>> begin Excerpt provided

The error states look more convincing at last. Might be passed kernel misbehaviour.

SynMark2 Batch6 hang after Unigine Heaven hang happens sometimes also on GLK, it's not BXT specific. Because there's no hang with other Batch* tests (ones with smaller or larger draw batch sizes), I'm pretty sure the trigger is timing related.

GpuTest Piano hang I haven't seen on BXT, but Piano is a really slow test and GLK iGPU is slower (12EUs) than BXT (18EUs), so it's possible that hangcheck triggers naturally on GLK => let's ignore Piano hang.

If you need at any point new error states from latest drm-tip, just ask. I get several new error state files every night. :-)

So chief suspect is that this is just a super slow batch and being caught by the 640ms preemption timeout.

To confirm that I think we want to pull in some of Tvrtko's infrastructure to track context runtime; from which we can spit out how long this context has been active at the time of reset and with some handwaving approximate that to batch duration.

added platform: BXT platform: GLK labels

So chief suspect is that this is just a super slow batch and being caught by the 640ms preemption timeout.

>> end Excerpt provided
>> begin Records to use

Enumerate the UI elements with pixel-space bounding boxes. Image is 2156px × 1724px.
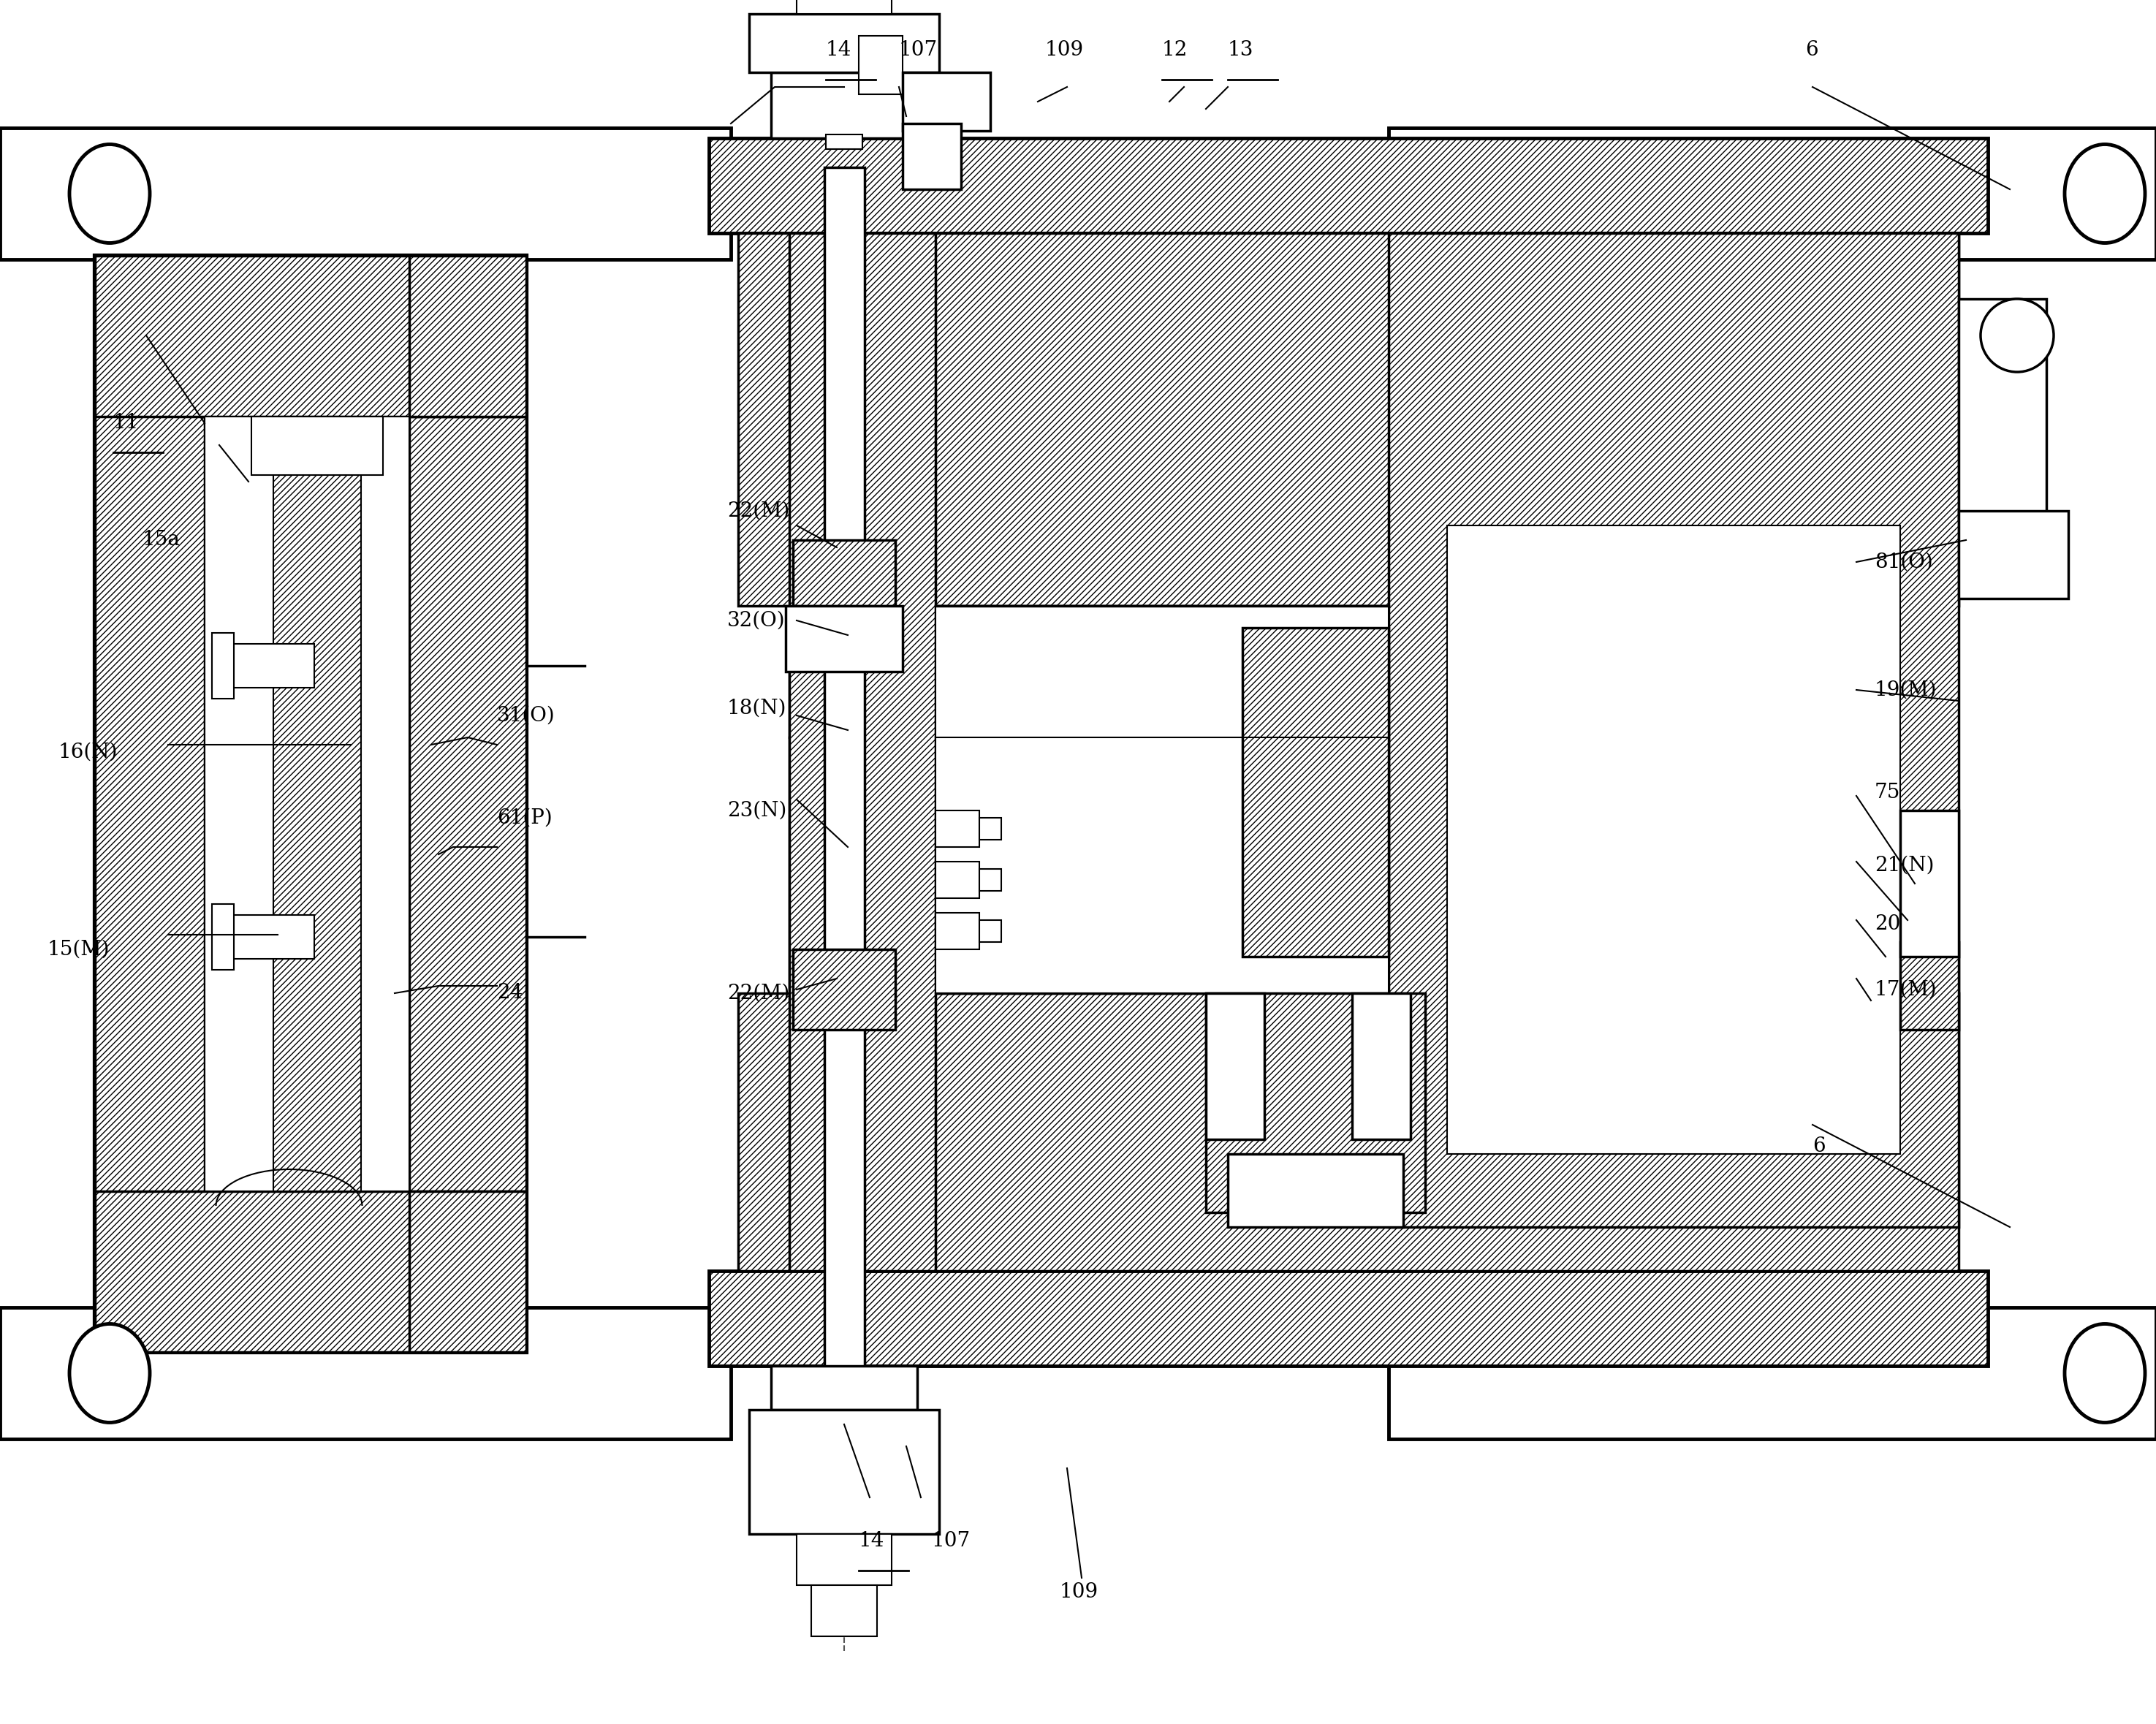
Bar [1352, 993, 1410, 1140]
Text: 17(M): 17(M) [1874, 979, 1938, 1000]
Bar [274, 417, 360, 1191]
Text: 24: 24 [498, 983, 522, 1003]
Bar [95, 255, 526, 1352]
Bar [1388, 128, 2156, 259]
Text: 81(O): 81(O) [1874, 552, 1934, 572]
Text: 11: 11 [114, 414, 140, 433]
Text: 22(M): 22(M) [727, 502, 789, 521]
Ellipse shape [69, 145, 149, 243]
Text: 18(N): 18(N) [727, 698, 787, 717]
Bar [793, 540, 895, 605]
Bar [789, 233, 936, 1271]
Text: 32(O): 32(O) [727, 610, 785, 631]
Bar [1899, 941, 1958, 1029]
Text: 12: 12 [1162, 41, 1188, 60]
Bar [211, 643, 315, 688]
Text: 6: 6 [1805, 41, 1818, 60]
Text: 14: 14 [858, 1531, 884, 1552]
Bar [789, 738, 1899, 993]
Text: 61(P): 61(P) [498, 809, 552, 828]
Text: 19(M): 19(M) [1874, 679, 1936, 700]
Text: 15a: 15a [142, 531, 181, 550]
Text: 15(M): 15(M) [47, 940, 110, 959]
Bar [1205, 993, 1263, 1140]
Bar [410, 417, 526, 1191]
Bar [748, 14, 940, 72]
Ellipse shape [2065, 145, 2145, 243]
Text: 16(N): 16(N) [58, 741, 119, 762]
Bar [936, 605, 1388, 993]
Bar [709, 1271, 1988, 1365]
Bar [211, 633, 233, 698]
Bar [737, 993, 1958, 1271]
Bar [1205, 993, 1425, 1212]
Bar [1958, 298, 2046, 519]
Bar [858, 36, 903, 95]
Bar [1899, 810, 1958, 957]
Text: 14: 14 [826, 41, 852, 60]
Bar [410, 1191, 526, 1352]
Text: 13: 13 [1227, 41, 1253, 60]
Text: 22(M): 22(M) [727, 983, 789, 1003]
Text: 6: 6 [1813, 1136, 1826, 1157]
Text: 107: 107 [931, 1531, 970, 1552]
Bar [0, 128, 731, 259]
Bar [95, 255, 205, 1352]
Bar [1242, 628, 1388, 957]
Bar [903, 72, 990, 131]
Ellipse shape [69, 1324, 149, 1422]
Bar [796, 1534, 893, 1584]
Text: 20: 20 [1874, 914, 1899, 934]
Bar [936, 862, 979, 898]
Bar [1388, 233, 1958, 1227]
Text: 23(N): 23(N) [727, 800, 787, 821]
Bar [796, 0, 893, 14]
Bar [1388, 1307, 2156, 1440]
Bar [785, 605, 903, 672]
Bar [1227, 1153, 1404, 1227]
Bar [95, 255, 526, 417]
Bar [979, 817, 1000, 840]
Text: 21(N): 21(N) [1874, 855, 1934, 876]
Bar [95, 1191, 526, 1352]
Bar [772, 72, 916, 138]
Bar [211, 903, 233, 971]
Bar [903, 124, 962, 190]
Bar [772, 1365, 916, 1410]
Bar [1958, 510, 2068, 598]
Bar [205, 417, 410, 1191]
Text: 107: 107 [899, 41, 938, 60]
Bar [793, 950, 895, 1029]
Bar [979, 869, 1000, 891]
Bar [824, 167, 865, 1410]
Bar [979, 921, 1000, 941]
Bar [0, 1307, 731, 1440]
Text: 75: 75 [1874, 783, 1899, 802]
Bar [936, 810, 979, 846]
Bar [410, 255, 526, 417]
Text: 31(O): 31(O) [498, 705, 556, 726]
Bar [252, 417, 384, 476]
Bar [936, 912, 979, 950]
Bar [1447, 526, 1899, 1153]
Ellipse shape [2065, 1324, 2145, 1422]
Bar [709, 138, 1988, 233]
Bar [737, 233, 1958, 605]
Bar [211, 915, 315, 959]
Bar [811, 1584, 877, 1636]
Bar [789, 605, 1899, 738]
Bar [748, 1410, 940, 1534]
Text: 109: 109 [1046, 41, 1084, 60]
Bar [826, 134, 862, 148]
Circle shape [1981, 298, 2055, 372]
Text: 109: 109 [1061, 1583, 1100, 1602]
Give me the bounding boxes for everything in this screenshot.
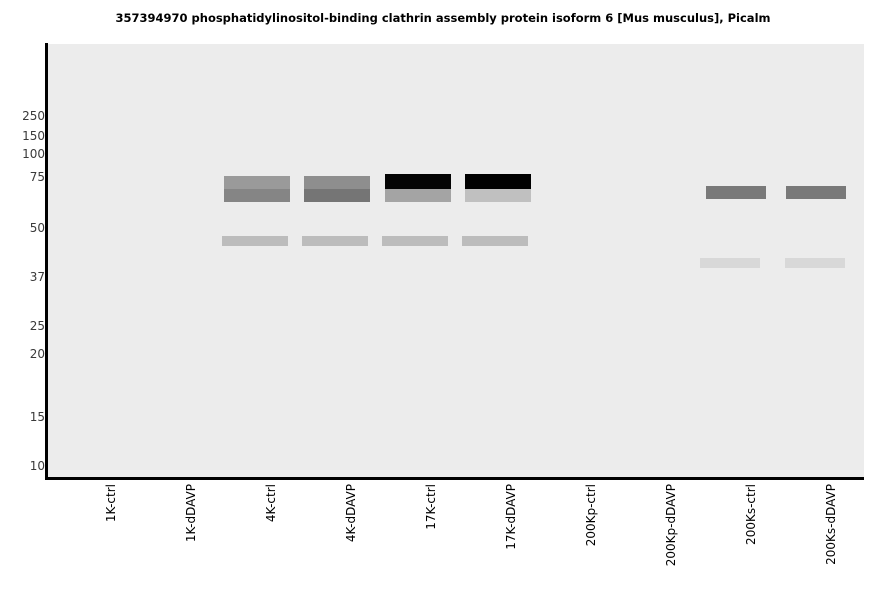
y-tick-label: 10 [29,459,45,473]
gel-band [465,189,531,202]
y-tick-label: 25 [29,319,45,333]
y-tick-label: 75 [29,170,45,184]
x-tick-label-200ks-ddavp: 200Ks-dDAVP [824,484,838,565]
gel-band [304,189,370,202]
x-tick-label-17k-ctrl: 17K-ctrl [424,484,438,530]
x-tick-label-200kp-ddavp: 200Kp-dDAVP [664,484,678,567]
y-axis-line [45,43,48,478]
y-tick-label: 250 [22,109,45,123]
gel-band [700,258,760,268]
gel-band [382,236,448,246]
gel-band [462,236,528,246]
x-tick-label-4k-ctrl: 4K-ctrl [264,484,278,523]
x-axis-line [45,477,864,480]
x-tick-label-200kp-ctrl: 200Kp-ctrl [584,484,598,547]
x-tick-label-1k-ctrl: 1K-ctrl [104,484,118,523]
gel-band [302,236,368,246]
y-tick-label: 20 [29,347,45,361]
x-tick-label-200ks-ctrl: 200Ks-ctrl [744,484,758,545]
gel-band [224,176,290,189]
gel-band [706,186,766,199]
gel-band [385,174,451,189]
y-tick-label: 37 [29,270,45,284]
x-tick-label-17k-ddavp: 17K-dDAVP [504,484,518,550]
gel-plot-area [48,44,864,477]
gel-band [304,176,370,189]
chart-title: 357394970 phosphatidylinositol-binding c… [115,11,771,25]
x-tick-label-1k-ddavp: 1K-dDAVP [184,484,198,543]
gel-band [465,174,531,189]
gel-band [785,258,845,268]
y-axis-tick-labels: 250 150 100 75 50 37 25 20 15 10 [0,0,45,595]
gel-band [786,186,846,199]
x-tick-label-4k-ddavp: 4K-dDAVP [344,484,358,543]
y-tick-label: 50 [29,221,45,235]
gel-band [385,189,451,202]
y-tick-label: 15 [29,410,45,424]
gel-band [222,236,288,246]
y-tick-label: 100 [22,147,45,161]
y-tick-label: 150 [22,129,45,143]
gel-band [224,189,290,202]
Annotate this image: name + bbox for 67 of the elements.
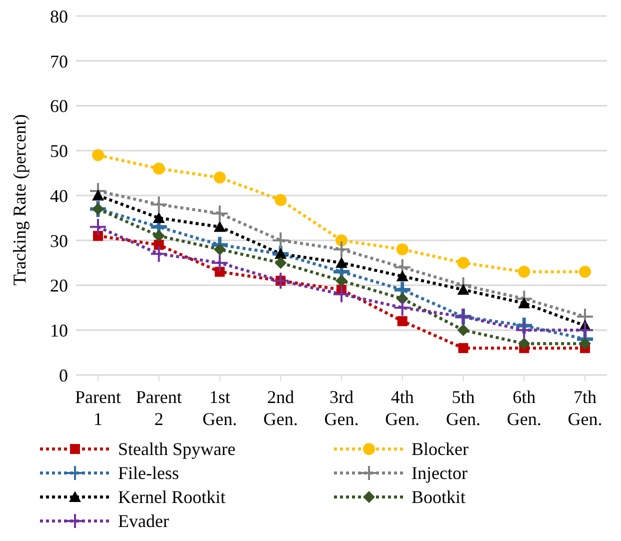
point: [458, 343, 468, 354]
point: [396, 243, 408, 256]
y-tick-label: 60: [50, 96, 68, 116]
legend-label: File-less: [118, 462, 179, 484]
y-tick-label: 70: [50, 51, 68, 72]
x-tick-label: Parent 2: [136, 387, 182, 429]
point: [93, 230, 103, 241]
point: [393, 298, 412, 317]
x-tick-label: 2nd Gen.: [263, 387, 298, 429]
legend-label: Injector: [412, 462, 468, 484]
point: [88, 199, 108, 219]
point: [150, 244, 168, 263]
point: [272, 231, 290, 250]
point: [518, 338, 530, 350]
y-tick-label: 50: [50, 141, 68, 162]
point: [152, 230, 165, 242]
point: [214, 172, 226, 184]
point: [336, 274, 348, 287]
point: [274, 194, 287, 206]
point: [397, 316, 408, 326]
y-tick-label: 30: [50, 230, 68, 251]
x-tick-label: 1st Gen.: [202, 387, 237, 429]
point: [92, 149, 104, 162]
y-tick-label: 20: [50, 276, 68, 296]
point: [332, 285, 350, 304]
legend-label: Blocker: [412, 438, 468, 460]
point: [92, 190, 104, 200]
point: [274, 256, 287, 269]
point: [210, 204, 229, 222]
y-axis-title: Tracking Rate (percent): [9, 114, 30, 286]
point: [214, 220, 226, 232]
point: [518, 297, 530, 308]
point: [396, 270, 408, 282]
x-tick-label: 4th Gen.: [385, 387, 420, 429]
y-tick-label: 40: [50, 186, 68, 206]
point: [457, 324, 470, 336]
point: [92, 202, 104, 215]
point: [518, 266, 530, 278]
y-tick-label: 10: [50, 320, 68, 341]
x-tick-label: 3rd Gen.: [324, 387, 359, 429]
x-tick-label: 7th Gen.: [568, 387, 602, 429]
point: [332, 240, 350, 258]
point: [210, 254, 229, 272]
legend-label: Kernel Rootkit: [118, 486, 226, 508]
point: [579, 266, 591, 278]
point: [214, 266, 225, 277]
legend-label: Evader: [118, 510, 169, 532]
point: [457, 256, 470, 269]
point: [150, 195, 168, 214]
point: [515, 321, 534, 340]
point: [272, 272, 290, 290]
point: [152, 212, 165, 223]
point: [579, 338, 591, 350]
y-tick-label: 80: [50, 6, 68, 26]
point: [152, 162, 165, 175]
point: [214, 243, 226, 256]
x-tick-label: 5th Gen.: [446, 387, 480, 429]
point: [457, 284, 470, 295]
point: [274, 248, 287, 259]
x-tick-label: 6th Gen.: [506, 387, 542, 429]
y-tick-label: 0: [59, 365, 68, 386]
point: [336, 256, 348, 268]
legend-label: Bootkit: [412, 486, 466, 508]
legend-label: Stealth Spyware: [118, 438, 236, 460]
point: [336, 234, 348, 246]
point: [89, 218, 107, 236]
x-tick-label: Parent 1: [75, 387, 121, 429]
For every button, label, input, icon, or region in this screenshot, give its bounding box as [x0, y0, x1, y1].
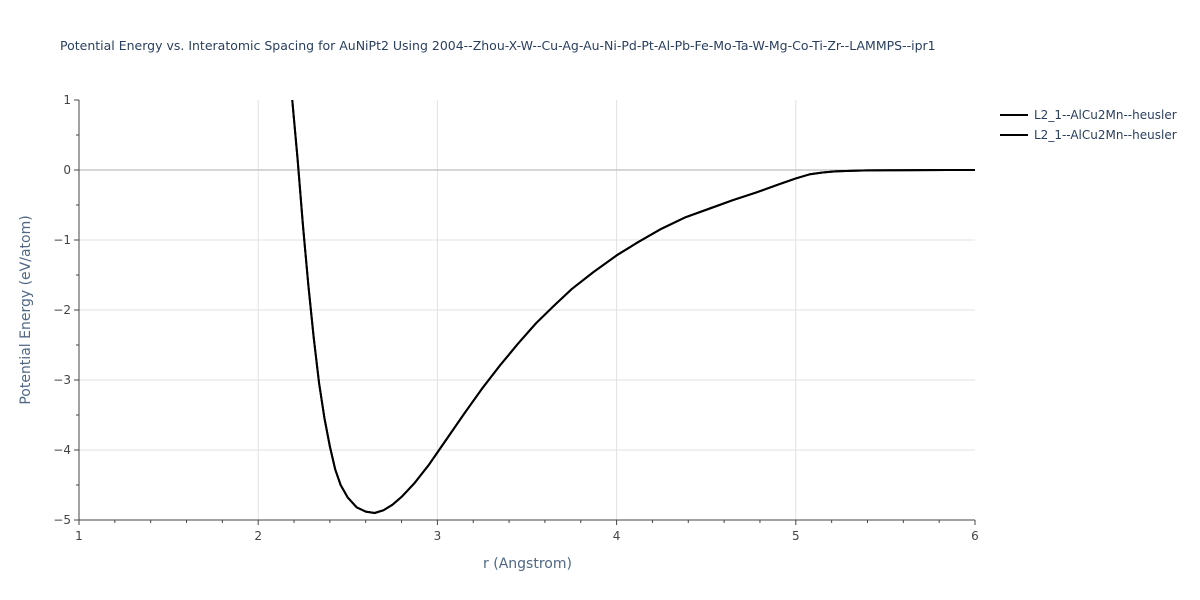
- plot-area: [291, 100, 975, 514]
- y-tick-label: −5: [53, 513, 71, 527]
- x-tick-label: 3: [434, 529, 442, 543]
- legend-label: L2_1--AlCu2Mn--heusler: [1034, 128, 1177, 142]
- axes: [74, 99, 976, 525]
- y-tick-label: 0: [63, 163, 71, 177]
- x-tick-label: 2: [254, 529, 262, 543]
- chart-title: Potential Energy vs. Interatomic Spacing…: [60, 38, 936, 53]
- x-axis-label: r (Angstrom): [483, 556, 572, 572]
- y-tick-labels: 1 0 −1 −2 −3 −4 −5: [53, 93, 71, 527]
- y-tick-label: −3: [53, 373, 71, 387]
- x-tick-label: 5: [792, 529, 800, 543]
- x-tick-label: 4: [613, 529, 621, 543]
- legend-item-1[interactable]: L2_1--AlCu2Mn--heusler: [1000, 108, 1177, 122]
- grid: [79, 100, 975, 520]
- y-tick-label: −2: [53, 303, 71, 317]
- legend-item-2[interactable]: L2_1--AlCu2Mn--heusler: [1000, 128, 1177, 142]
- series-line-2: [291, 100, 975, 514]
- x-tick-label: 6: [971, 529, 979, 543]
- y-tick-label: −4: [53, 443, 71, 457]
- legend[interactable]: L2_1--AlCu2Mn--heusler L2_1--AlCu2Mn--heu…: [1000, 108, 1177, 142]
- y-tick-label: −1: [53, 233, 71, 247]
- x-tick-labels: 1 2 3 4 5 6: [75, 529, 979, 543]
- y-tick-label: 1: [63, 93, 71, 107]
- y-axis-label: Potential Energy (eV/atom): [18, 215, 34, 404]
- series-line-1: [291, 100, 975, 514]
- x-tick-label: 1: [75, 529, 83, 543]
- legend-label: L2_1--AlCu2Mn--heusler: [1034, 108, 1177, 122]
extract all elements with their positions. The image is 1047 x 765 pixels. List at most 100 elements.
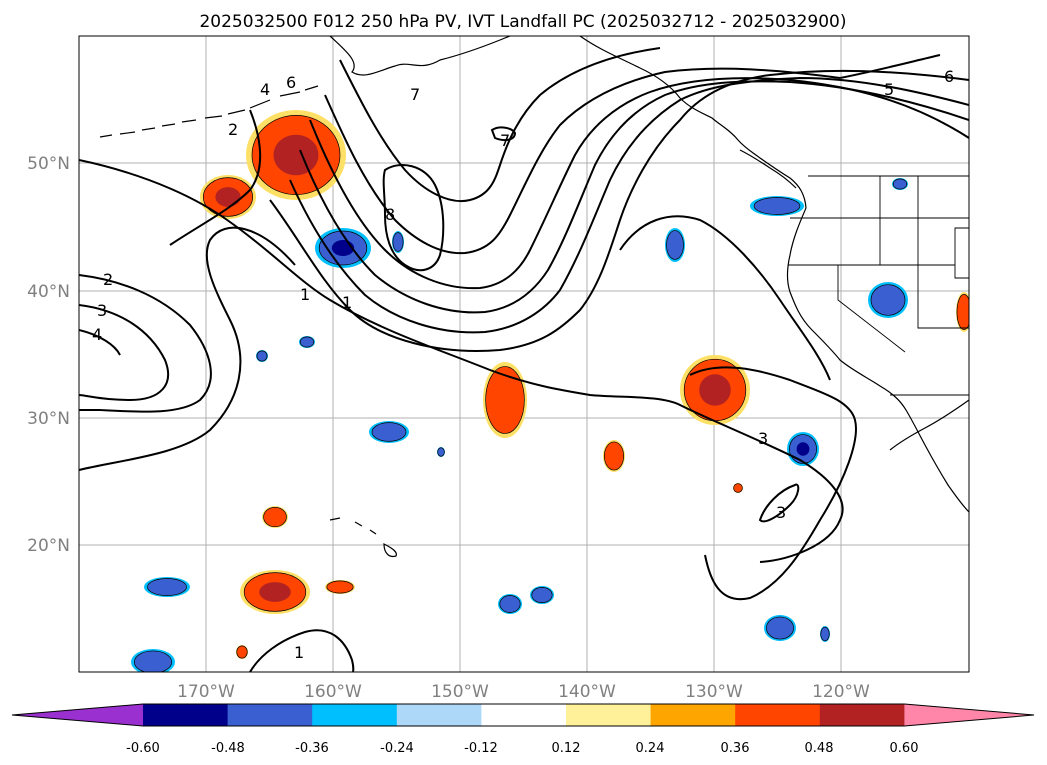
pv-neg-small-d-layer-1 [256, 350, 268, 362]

>> end Records to use

Problems:
• 1. Duplicate the passage of the GPU hang excerpt that runs from "To confirm that" down to "to batch duration.".
• 2. Set down the lines of the records, everything from the line containing "y-tick-label: 10 [29,459,45,473]" down to the line containing "y-tick-label: 250 [22,109,45,123]", with both of those lines included.
The records are unrelated to the excerpt on GPU hang error states.

Outputs for the tasks:
• 1.
To confirm that I think we want to pull in some of Tvrtko's infrastructure to track context runtime; from which we can spit out how long this context has been active at the time of reset and with some handwaving approximate that to batch duration.

• 2.
y-tick-label: 10 [29,459,45,473]
gel-band [465,189,531,202]
y-tick-label: 25 [29,319,45,333]
y-tick-label: 75 [29,170,45,184]
x-tick-label-200ks-ddavp: 200Ks-dDAVP [824,484,838,565]
gel-band [304,189,370,202]
x-tick-label-17k-ctrl: 17K-ctrl [424,484,438,530]
x-tick-label-200kp-ddavp: 200Kp-dDAVP [664,484,678,567]
y-axis-line [45,43,48,478]
y-tick-label: 250 [22,109,45,123]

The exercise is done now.